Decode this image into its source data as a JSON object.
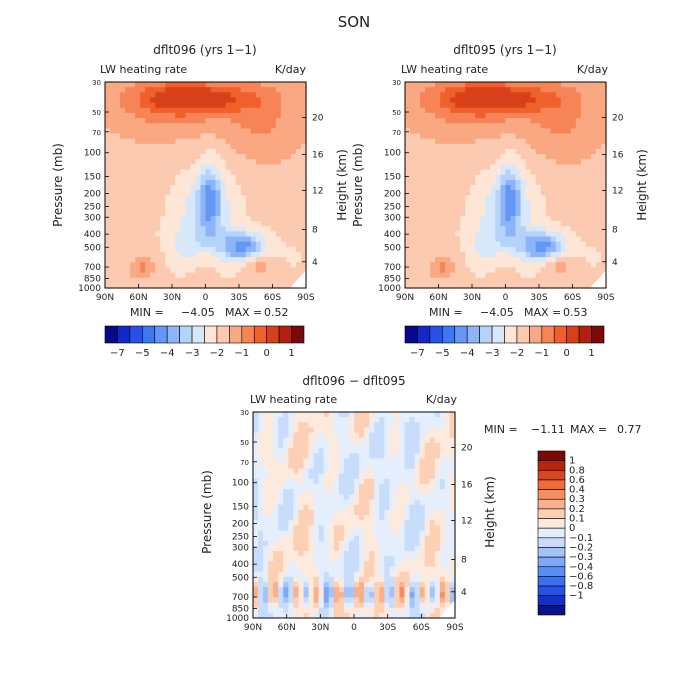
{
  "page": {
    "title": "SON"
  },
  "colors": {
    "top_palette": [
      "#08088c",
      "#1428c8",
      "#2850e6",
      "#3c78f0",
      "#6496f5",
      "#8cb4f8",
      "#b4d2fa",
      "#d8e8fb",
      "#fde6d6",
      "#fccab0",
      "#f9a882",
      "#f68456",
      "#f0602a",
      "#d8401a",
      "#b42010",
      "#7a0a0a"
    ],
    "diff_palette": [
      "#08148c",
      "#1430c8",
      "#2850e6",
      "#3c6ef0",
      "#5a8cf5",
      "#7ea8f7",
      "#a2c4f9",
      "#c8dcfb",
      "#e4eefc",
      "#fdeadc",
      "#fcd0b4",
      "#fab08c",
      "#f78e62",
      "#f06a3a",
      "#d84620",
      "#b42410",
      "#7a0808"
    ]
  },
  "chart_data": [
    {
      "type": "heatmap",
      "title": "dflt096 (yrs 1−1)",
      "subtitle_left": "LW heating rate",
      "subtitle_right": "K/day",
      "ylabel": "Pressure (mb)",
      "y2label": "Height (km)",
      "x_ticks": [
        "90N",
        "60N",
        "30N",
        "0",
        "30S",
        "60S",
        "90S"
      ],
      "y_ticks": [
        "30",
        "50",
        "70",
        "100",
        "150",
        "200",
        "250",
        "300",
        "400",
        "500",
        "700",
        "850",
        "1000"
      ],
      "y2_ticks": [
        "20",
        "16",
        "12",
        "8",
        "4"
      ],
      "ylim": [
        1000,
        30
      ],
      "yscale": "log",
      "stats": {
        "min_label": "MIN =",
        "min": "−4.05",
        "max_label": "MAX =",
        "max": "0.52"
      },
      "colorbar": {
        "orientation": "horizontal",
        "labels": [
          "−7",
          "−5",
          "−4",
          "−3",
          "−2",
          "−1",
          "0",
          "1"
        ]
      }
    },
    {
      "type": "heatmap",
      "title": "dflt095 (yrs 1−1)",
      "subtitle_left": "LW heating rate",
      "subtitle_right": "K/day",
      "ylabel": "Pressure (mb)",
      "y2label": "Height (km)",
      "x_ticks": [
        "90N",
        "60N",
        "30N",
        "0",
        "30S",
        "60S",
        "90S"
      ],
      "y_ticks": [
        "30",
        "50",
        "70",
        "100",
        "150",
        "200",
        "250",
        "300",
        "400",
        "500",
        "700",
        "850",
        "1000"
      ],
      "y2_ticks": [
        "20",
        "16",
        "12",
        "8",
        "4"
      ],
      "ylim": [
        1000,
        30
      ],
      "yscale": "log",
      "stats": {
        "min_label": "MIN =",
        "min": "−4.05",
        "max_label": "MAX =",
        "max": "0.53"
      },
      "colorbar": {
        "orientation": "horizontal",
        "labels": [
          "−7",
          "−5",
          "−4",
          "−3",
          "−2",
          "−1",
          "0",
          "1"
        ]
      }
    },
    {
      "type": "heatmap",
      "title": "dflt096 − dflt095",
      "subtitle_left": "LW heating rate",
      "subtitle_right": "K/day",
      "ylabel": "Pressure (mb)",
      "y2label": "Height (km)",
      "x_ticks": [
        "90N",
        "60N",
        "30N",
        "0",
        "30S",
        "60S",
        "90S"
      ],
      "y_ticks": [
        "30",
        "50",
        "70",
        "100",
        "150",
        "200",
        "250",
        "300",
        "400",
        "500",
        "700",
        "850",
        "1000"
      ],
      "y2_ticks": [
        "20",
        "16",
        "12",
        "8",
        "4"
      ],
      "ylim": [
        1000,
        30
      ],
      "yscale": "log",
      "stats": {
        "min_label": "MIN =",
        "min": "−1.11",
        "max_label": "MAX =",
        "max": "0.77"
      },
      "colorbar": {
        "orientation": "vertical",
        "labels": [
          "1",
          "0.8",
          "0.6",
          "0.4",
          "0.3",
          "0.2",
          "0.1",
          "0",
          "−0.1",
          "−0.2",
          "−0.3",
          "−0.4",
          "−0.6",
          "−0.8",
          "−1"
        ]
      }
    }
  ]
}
+++
◆ **WHAT YOU SHOULD DO**: Keep the pictures out of your copy, and repeat every entry above exactly.

◆ **RESPONSE FOR THIS EXERCISE**:
Decode this image into its source data as a JSON object.
{
  "page": {
    "title": "SON"
  },
  "colors": {
    "top_palette": [
      "#08088c",
      "#1428c8",
      "#2850e6",
      "#3c78f0",
      "#6496f5",
      "#8cb4f8",
      "#b4d2fa",
      "#d8e8fb",
      "#fde6d6",
      "#fccab0",
      "#f9a882",
      "#f68456",
      "#f0602a",
      "#d8401a",
      "#b42010",
      "#7a0a0a"
    ],
    "diff_palette": [
      "#08148c",
      "#1430c8",
      "#2850e6",
      "#3c6ef0",
      "#5a8cf5",
      "#7ea8f7",
      "#a2c4f9",
      "#c8dcfb",
      "#e4eefc",
      "#fdeadc",
      "#fcd0b4",
      "#fab08c",
      "#f78e62",
      "#f06a3a",
      "#d84620",
      "#b42410",
      "#7a0808"
    ]
  },
  "chart_data": [
    {
      "type": "heatmap",
      "title": "dflt096 (yrs 1−1)",
      "subtitle_left": "LW heating rate",
      "subtitle_right": "K/day",
      "ylabel": "Pressure (mb)",
      "y2label": "Height (km)",
      "x_ticks": [
        "90N",
        "60N",
        "30N",
        "0",
        "30S",
        "60S",
        "90S"
      ],
      "y_ticks": [
        "30",
        "50",
        "70",
        "100",
        "150",
        "200",
        "250",
        "300",
        "400",
        "500",
        "700",
        "850",
        "1000"
      ],
      "y2_ticks": [
        "20",
        "16",
        "12",
        "8",
        "4"
      ],
      "ylim": [
        1000,
        30
      ],
      "yscale": "log",
      "stats": {
        "min_label": "MIN =",
        "min": "−4.05",
        "max_label": "MAX =",
        "max": "0.52"
      },
      "colorbar": {
        "orientation": "horizontal",
        "labels": [
          "−7",
          "−5",
          "−4",
          "−3",
          "−2",
          "−1",
          "0",
          "1"
        ]
      }
    },
    {
      "type": "heatmap",
      "title": "dflt095 (yrs 1−1)",
      "subtitle_left": "LW heating rate",
      "subtitle_right": "K/day",
      "ylabel": "Pressure (mb)",
      "y2label": "Height (km)",
      "x_ticks": [
        "90N",
        "60N",
        "30N",
        "0",
        "30S",
        "60S",
        "90S"
      ],
      "y_ticks": [
        "30",
        "50",
        "70",
        "100",
        "150",
        "200",
        "250",
        "300",
        "400",
        "500",
        "700",
        "850",
        "1000"
      ],
      "y2_ticks": [
        "20",
        "16",
        "12",
        "8",
        "4"
      ],
      "ylim": [
        1000,
        30
      ],
      "yscale": "log",
      "stats": {
        "min_label": "MIN =",
        "min": "−4.05",
        "max_label": "MAX =",
        "max": "0.53"
      },
      "colorbar": {
        "orientation": "horizontal",
        "labels": [
          "−7",
          "−5",
          "−4",
          "−3",
          "−2",
          "−1",
          "0",
          "1"
        ]
      }
    },
    {
      "type": "heatmap",
      "title": "dflt096 − dflt095",
      "subtitle_left": "LW heating rate",
      "subtitle_right": "K/day",
      "ylabel": "Pressure (mb)",
      "y2label": "Height (km)",
      "x_ticks": [
        "90N",
        "60N",
        "30N",
        "0",
        "30S",
        "60S",
        "90S"
      ],
      "y_ticks": [
        "30",
        "50",
        "70",
        "100",
        "150",
        "200",
        "250",
        "300",
        "400",
        "500",
        "700",
        "850",
        "1000"
      ],
      "y2_ticks": [
        "20",
        "16",
        "12",
        "8",
        "4"
      ],
      "ylim": [
        1000,
        30
      ],
      "yscale": "log",
      "stats": {
        "min_label": "MIN =",
        "min": "−1.11",
        "max_label": "MAX =",
        "max": "0.77"
      },
      "colorbar": {
        "orientation": "vertical",
        "labels": [
          "1",
          "0.8",
          "0.6",
          "0.4",
          "0.3",
          "0.2",
          "0.1",
          "0",
          "−0.1",
          "−0.2",
          "−0.3",
          "−0.4",
          "−0.6",
          "−0.8",
          "−1"
        ]
      }
    }
  ]
}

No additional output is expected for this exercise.